• GIVEN TASK:
Copy out each line that includes the word "HTTP".

[Excerpts from a figure dataset]
----
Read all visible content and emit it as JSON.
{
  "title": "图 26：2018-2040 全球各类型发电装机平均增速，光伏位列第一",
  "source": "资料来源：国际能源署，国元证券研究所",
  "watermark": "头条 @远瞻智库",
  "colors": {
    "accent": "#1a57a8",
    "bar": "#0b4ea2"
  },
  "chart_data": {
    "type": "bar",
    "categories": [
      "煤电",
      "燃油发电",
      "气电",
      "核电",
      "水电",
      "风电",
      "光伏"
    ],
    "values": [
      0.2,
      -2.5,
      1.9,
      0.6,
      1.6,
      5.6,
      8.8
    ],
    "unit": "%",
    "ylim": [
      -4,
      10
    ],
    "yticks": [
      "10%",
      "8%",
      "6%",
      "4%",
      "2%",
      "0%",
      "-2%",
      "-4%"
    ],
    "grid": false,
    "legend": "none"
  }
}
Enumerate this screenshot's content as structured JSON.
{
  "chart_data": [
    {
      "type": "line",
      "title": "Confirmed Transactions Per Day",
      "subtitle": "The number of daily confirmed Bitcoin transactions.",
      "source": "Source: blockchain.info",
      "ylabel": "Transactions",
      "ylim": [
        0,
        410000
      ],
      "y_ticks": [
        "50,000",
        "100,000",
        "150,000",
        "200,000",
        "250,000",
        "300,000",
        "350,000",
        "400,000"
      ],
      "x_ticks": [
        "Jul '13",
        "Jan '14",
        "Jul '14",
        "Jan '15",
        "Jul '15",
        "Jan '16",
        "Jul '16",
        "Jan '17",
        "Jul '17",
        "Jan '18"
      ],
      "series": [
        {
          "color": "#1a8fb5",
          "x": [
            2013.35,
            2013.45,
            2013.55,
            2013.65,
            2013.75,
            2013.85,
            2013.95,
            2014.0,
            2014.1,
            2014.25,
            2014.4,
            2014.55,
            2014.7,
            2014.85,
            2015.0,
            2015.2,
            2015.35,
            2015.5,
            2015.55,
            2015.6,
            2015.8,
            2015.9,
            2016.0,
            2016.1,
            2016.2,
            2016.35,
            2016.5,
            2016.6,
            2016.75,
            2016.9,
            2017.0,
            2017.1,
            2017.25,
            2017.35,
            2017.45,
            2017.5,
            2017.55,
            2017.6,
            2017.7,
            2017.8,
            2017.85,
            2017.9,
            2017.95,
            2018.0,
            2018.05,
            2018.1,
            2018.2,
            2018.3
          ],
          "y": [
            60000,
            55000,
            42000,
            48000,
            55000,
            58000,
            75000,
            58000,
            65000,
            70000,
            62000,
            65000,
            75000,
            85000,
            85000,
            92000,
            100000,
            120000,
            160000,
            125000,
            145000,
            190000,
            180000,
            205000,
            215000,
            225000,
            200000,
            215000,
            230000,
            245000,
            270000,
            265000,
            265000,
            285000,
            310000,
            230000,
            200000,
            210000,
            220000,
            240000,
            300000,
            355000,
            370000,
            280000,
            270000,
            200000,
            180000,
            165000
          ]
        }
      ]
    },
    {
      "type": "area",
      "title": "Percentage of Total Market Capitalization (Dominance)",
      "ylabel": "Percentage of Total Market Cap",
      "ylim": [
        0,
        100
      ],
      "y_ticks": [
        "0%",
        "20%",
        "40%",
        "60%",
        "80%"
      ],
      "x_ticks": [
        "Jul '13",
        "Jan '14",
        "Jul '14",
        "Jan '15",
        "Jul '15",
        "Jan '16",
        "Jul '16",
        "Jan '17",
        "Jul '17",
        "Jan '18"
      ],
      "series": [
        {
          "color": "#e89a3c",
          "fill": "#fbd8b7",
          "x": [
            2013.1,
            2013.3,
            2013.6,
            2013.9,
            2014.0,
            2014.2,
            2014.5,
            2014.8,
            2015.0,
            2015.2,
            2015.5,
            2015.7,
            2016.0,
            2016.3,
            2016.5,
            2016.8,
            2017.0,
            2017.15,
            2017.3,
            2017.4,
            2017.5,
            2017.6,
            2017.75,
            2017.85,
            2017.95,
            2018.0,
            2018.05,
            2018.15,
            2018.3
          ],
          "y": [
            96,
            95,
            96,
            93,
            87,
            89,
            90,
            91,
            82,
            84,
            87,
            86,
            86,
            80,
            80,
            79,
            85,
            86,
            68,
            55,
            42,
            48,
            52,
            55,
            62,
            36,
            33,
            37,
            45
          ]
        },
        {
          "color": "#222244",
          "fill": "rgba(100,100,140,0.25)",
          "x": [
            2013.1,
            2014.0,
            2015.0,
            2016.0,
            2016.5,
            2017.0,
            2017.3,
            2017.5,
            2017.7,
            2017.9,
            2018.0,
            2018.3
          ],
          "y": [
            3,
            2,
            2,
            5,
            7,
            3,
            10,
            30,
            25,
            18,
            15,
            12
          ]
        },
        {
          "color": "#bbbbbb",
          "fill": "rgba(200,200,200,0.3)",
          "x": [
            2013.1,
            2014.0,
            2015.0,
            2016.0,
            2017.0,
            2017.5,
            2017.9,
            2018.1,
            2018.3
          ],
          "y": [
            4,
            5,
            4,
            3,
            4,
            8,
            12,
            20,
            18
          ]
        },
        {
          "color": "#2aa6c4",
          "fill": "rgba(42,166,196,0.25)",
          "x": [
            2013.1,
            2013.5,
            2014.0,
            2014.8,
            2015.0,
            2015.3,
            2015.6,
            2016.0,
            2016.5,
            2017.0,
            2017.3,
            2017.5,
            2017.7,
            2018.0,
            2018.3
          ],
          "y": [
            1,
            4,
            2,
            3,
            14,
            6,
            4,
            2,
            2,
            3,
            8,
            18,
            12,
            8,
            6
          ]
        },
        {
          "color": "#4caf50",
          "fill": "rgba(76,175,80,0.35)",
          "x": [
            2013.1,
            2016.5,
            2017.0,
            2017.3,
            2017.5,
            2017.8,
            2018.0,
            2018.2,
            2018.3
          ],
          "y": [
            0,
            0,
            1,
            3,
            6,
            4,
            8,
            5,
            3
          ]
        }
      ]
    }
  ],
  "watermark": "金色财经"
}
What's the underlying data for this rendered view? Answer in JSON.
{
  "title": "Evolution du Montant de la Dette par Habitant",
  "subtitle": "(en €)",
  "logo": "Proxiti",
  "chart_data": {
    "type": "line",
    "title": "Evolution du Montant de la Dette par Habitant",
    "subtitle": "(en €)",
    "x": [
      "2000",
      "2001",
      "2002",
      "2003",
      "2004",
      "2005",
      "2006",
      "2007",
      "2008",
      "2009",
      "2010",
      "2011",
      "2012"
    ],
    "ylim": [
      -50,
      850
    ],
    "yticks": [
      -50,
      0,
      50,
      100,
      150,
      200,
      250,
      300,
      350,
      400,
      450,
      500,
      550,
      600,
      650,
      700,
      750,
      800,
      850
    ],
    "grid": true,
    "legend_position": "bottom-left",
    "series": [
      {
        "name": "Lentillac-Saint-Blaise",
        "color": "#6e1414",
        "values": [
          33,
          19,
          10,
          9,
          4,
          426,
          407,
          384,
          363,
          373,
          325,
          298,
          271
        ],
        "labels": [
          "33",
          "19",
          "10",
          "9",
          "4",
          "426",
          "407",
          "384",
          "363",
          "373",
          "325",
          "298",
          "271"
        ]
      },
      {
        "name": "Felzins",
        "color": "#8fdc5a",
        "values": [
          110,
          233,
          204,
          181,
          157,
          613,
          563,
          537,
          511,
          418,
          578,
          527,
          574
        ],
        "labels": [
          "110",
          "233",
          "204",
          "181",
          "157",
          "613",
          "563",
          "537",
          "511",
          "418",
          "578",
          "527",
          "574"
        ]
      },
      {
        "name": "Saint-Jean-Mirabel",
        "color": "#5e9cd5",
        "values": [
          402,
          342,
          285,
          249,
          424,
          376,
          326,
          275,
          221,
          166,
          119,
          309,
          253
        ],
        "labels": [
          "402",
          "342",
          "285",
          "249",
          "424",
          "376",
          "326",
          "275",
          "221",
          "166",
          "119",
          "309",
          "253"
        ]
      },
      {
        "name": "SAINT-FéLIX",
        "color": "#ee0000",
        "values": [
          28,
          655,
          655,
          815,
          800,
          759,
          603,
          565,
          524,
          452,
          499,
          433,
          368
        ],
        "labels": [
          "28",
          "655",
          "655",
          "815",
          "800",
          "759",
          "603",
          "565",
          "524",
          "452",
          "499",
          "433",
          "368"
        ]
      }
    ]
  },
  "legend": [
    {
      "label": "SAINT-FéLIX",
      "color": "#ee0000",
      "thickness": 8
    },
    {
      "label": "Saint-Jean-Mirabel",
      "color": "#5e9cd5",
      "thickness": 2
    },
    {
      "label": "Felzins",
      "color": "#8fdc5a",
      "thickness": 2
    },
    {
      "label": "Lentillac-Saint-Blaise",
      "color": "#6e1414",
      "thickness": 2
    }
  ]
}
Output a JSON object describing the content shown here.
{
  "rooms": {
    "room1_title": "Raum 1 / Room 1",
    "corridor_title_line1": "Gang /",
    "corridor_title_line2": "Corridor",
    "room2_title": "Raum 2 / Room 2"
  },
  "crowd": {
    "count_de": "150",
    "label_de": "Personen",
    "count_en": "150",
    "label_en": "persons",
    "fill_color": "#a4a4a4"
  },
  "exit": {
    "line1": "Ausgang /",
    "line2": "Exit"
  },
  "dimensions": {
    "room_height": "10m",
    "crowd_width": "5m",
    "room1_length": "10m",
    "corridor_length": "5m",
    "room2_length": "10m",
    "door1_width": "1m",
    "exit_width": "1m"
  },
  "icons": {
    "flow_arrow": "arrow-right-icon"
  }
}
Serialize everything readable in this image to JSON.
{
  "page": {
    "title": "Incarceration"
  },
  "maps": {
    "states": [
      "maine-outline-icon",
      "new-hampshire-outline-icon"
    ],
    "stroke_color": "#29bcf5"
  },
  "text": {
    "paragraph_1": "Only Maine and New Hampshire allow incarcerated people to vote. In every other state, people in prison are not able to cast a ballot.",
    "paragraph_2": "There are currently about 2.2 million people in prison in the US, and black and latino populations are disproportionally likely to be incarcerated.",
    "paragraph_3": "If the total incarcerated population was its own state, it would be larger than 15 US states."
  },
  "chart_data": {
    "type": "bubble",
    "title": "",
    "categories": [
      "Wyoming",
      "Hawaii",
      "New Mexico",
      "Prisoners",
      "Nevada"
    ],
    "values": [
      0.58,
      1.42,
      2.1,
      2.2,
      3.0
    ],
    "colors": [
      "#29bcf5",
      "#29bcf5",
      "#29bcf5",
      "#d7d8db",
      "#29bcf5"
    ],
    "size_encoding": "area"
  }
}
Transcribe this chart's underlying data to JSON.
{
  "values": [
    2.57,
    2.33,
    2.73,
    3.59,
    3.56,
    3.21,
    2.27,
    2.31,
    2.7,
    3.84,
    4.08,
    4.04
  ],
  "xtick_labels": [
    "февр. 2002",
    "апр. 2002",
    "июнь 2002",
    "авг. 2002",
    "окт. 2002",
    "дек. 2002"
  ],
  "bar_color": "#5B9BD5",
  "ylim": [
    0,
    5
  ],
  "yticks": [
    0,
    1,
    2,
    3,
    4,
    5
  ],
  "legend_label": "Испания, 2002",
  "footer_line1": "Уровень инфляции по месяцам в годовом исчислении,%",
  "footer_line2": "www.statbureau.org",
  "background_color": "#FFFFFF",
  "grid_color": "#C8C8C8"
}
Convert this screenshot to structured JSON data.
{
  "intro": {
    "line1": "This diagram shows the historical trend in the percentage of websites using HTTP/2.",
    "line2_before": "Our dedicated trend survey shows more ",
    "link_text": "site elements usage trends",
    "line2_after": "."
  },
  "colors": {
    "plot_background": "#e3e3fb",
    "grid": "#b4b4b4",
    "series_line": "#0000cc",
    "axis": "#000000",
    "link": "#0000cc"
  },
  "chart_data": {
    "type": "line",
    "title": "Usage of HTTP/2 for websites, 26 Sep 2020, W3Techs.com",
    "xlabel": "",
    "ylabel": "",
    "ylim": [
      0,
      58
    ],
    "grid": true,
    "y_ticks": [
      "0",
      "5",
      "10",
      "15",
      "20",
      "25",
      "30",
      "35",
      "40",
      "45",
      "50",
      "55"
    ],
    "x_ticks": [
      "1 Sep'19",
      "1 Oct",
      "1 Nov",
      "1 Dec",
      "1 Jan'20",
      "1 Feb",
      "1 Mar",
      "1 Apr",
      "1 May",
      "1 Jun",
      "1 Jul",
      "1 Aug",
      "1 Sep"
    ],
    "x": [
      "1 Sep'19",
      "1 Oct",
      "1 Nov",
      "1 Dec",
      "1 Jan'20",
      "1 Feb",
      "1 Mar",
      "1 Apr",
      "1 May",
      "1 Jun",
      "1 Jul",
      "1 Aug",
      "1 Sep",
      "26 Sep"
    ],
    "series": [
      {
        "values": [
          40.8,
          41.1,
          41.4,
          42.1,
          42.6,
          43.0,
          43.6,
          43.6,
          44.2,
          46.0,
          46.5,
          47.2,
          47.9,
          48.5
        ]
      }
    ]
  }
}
----
• SOLUTION:
    "line1": "This diagram shows the historical trend in the percentage of websites using HTTP/2.",
    "title": "Usage of HTTP/2 for websites, 26 Sep 2020, W3Techs.com",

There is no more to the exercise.